What you need to do:
Filter the records for lines holding the string "Average".
══════════════════════════════
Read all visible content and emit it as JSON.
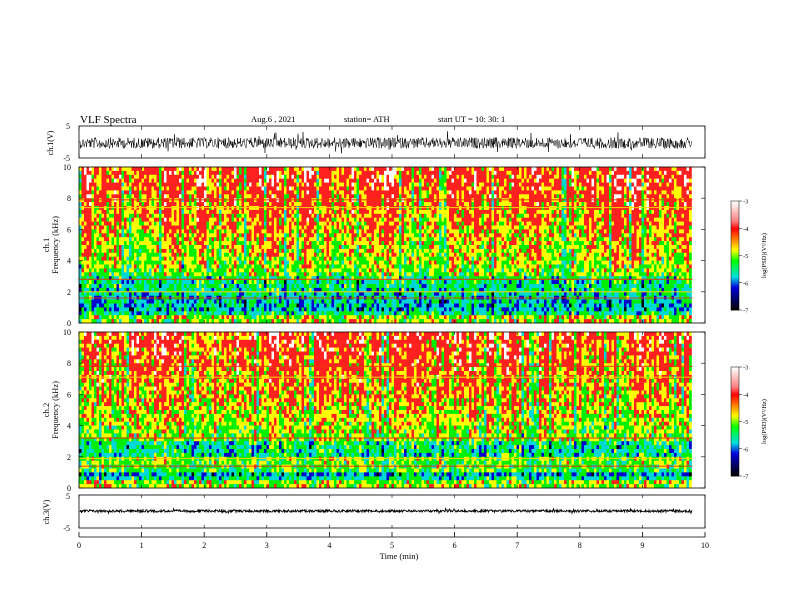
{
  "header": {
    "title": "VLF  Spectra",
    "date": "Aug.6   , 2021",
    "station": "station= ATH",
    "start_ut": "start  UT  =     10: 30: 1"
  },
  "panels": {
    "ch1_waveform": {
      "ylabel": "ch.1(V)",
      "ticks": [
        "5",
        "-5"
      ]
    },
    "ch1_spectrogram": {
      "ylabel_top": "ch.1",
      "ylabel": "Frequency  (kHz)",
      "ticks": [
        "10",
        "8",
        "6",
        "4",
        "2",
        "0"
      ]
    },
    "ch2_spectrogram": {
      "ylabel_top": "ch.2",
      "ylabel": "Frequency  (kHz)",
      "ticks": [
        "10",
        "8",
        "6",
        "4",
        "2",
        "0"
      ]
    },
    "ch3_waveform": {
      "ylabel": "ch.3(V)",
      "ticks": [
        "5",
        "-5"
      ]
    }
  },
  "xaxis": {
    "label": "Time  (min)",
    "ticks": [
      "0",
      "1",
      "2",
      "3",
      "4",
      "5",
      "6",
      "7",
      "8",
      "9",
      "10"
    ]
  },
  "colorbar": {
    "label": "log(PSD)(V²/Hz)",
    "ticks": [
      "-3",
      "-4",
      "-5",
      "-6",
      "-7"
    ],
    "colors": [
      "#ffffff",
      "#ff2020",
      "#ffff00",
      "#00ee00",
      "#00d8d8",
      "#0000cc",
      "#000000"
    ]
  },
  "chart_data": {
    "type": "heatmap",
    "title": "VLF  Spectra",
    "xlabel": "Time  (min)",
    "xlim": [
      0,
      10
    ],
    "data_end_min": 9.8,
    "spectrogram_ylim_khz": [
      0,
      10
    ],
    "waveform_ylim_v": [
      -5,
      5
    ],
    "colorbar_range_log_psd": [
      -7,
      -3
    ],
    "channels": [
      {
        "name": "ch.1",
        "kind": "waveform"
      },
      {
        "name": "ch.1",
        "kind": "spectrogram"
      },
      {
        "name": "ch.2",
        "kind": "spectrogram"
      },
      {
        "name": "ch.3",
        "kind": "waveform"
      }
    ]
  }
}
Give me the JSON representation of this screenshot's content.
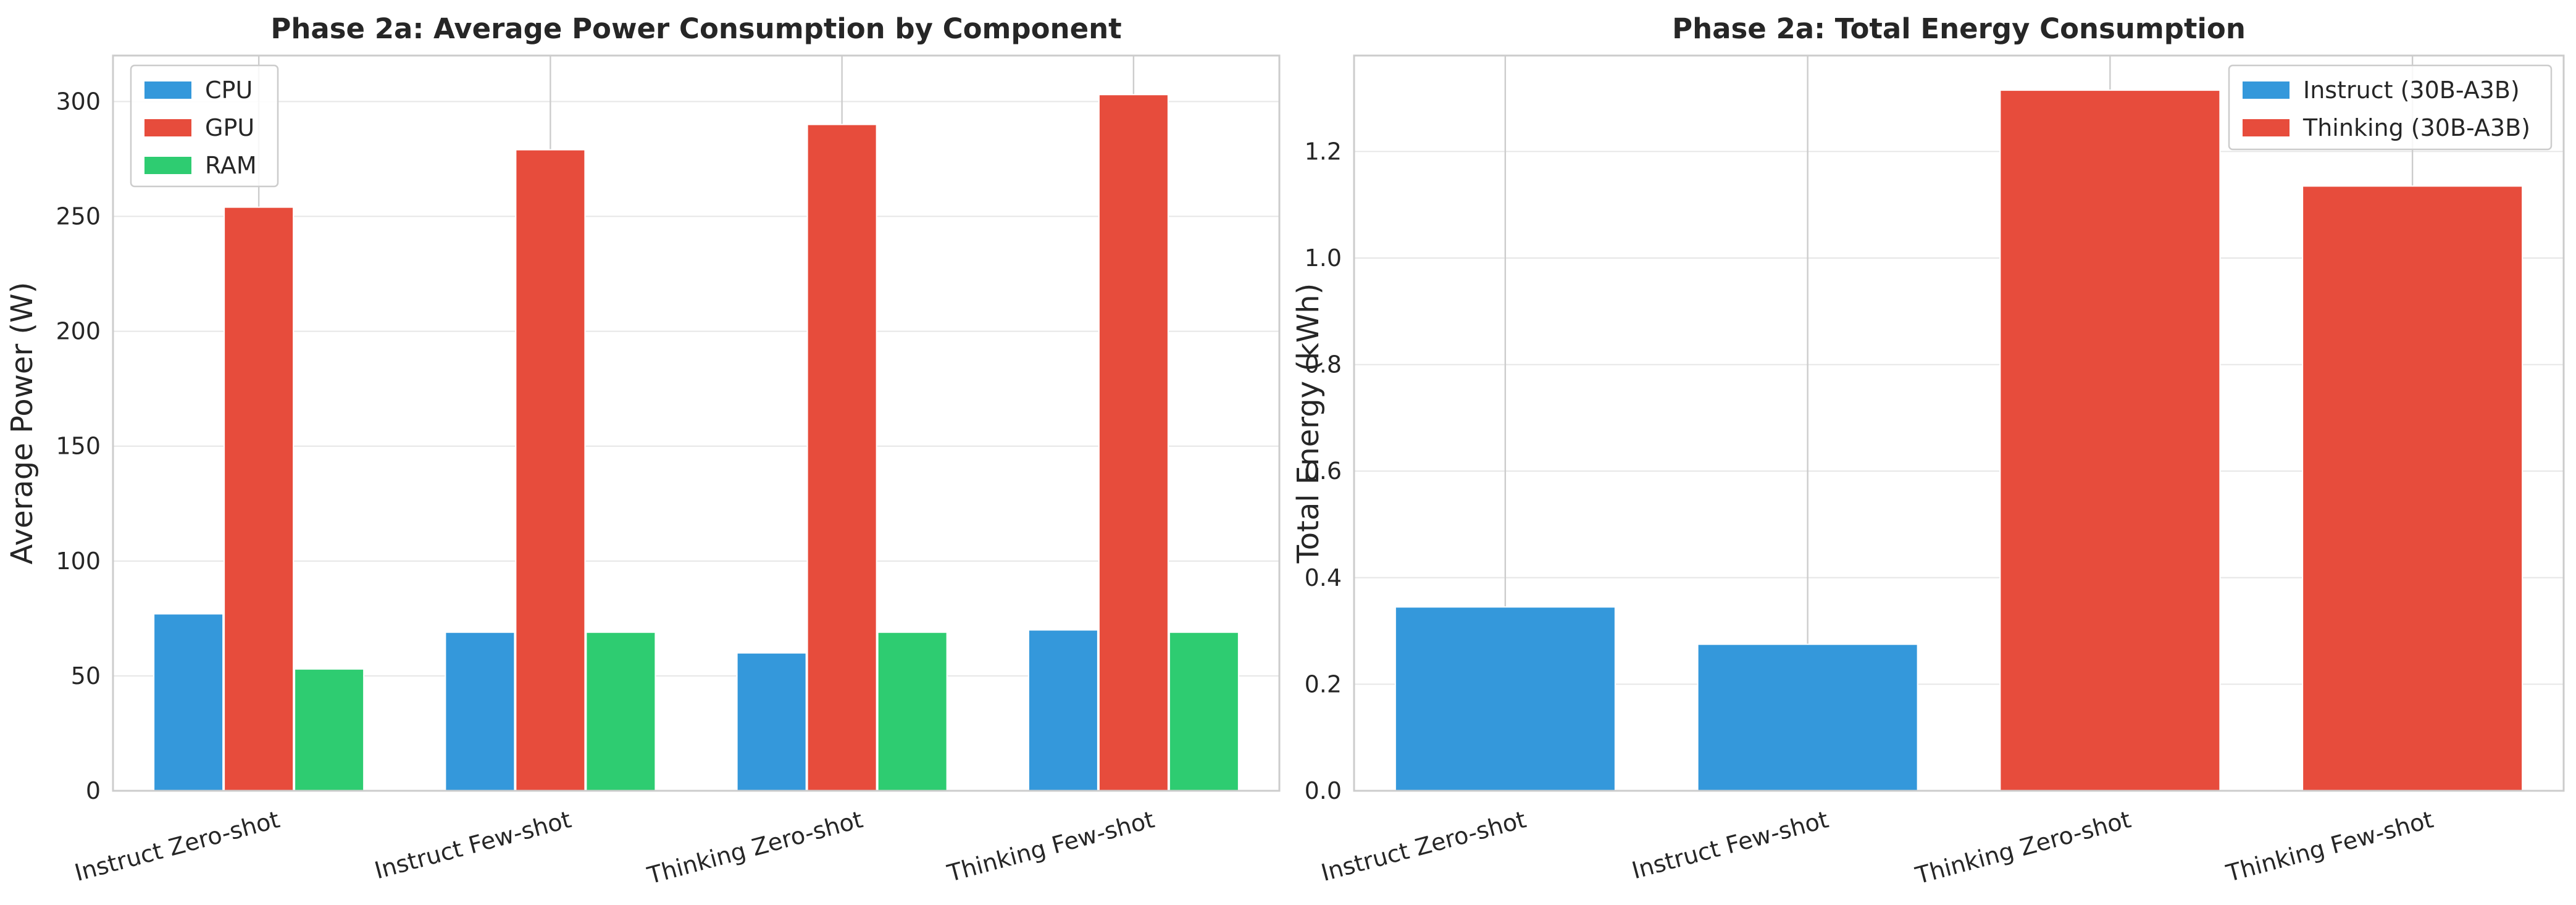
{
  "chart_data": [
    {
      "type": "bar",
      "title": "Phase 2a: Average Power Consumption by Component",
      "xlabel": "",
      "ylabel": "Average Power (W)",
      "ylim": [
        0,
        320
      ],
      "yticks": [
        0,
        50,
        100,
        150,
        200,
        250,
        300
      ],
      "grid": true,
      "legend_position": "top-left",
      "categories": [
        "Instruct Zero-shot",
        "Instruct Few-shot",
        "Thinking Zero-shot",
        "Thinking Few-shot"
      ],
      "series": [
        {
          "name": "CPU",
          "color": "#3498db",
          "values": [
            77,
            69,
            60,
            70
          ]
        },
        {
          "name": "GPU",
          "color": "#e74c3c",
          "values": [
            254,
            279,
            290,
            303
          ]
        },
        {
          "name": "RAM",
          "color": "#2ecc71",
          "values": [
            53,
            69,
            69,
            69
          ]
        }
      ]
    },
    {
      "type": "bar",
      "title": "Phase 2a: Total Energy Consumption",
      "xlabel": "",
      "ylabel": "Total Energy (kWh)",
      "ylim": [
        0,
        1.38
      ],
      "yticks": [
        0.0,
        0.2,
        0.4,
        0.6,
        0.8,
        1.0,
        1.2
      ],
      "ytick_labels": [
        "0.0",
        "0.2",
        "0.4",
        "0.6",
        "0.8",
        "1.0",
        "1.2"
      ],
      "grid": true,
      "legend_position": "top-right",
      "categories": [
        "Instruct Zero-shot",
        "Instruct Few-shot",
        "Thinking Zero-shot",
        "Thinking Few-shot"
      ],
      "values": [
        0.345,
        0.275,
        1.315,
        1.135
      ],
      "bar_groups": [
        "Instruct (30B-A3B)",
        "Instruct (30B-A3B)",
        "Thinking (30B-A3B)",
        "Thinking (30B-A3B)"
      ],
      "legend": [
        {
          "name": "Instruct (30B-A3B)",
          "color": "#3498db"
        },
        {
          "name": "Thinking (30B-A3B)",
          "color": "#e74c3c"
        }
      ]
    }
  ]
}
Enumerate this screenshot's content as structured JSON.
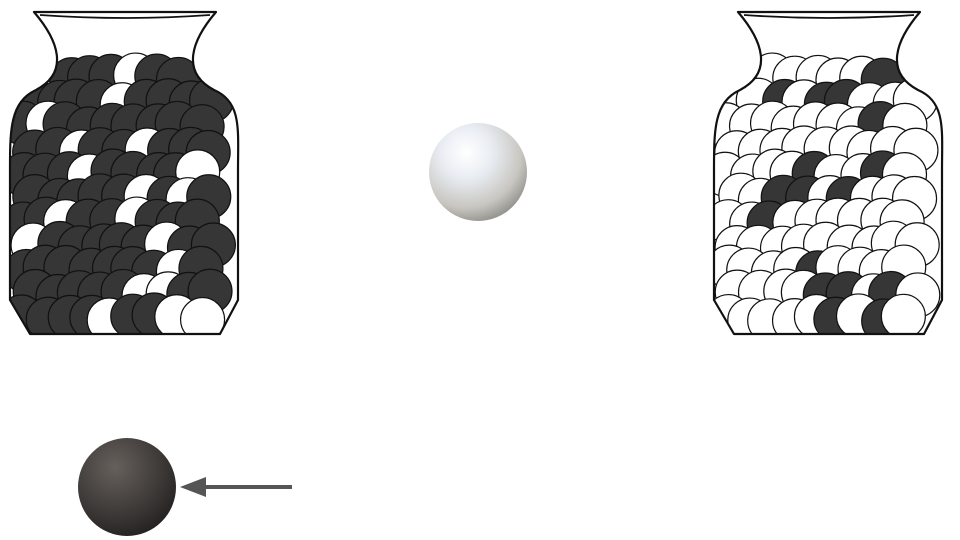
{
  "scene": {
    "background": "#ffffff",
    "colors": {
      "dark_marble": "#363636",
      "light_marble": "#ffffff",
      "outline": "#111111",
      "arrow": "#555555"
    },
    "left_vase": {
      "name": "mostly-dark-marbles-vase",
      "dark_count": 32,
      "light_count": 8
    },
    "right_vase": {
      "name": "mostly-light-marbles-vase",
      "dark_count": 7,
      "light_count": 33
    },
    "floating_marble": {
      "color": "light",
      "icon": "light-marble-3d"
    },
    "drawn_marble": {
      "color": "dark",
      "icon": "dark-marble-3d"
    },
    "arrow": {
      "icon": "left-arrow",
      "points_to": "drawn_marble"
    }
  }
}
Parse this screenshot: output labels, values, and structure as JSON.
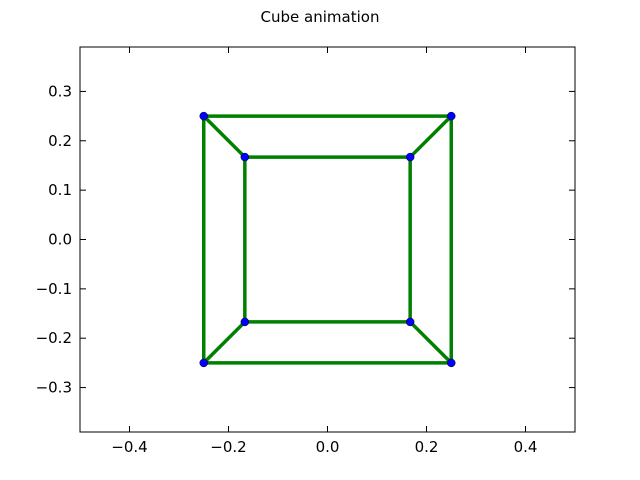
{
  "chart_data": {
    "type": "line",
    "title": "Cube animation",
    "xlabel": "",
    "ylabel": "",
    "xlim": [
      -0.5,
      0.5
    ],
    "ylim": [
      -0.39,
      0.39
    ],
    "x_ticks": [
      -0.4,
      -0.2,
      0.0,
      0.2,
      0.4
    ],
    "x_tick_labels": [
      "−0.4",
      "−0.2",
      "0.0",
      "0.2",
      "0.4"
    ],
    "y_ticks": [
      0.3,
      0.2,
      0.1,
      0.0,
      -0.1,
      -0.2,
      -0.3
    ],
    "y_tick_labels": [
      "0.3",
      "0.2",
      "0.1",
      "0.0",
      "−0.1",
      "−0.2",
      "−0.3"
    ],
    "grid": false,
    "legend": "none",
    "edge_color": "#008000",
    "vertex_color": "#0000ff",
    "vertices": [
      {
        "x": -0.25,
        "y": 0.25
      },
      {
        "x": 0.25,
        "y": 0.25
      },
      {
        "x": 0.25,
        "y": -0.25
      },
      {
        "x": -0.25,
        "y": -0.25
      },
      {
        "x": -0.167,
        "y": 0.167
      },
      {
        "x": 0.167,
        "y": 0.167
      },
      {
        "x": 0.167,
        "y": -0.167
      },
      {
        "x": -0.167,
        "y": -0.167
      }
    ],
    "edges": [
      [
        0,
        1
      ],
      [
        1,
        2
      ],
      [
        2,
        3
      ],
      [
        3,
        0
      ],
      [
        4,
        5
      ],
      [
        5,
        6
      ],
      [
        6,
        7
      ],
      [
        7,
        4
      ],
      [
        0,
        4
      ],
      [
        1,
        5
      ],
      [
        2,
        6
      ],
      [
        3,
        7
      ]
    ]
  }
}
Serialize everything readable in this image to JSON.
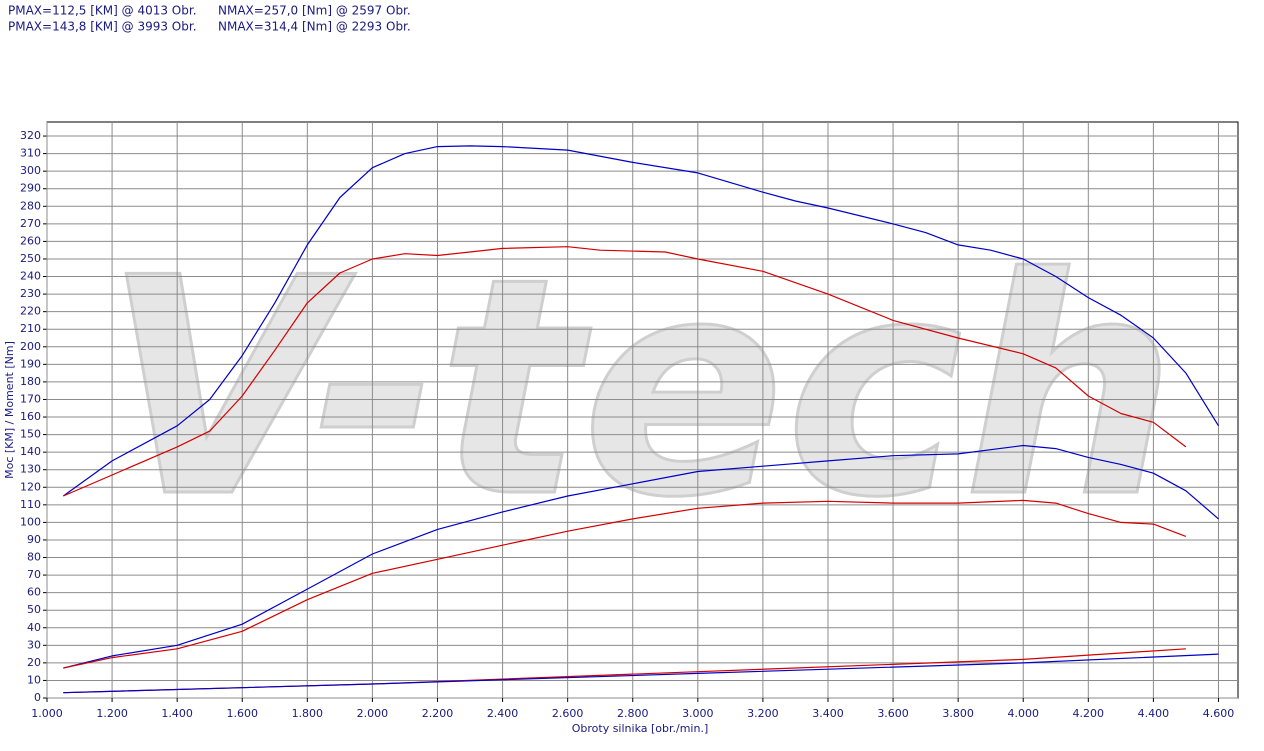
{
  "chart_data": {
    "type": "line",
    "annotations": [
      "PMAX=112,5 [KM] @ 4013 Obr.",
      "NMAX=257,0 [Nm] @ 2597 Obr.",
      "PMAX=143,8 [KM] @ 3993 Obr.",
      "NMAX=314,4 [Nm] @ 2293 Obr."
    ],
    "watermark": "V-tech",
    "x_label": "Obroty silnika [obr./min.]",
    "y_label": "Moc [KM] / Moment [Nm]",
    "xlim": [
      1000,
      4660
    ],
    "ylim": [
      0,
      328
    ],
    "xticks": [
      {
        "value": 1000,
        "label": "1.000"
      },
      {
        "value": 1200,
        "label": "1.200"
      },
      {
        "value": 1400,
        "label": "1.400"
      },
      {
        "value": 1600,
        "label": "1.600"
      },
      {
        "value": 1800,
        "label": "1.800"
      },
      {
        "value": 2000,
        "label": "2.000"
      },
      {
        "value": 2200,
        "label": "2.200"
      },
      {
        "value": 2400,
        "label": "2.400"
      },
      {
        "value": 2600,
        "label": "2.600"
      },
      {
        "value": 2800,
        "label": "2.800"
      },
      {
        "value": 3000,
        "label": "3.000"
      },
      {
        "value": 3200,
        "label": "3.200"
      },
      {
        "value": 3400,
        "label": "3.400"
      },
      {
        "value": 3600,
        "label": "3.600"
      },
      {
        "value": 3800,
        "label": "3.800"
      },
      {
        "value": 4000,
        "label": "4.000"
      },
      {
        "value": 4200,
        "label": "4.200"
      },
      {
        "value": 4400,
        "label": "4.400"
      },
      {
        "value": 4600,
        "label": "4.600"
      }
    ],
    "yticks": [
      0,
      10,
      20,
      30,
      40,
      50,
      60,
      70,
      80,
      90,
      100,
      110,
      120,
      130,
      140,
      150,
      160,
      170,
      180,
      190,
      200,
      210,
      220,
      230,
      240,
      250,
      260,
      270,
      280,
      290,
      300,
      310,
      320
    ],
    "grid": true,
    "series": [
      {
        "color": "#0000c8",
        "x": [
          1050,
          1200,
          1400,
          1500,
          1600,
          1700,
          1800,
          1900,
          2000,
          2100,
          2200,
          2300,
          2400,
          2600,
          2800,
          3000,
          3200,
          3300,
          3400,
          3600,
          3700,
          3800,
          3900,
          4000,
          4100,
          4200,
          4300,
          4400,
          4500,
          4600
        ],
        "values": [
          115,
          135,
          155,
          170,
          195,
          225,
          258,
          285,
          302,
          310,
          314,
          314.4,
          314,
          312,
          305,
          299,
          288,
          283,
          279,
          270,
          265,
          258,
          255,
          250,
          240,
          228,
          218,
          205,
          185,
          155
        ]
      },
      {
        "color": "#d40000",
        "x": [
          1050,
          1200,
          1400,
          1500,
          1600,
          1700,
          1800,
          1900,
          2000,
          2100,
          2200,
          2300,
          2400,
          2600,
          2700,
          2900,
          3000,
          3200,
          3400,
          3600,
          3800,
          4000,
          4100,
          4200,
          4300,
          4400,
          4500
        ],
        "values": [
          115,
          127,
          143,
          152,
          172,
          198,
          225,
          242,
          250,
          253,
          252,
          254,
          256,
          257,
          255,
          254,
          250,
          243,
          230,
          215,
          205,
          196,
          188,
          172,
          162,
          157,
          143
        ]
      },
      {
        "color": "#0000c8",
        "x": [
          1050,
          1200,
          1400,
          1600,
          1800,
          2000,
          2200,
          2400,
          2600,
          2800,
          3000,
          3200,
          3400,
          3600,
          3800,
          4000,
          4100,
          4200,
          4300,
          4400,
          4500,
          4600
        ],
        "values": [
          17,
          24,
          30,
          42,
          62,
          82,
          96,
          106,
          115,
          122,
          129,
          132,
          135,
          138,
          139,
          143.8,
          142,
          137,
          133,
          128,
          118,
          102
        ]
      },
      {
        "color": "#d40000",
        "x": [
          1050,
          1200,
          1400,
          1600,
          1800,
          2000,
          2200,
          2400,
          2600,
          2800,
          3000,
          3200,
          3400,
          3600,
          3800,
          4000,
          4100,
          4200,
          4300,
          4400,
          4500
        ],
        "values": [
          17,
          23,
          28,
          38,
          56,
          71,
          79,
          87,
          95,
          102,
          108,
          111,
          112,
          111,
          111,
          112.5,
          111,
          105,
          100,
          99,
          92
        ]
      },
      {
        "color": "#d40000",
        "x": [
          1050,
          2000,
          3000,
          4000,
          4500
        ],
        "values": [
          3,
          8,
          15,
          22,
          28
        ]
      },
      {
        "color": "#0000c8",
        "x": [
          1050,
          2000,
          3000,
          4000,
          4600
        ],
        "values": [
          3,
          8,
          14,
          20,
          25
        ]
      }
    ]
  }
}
══════════════════════════════
Exercise answer:
      "title": "Phase 2a: Average Power Consumption by Component",
      "ylabel": "Average Power (W)",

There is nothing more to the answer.